* [Task directions]:
Where does the string "الممكنة" appear? Copy every line of the entries below that holds it.

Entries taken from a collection
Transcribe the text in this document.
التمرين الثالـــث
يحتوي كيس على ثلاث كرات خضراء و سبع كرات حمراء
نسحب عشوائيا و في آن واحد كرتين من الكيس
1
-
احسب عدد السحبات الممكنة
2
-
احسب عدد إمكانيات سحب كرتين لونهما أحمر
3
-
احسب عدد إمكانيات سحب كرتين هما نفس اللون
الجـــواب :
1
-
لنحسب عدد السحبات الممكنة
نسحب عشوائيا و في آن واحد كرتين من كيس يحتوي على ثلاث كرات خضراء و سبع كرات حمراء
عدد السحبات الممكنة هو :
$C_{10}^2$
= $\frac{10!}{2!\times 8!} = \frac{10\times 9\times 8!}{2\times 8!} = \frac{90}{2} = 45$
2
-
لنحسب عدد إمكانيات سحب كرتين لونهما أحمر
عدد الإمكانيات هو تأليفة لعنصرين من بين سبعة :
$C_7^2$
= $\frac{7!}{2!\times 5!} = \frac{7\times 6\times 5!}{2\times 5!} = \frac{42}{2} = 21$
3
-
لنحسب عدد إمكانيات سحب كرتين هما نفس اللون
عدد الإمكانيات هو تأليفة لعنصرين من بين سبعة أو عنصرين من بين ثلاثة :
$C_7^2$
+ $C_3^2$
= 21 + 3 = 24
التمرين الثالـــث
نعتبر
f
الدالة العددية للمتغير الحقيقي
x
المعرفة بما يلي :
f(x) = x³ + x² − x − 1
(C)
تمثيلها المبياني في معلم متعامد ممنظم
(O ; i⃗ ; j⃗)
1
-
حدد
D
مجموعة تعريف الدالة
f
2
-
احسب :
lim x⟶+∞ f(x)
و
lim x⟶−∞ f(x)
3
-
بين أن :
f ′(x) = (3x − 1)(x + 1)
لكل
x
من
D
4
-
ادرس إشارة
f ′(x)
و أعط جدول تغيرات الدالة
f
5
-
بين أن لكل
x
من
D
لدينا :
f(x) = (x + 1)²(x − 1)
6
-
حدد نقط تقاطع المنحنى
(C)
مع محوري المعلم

* [Completed exercise]:
احسب عدد السحبات الممكنة
لنحسب عدد السحبات الممكنة
عدد السحبات الممكنة هو :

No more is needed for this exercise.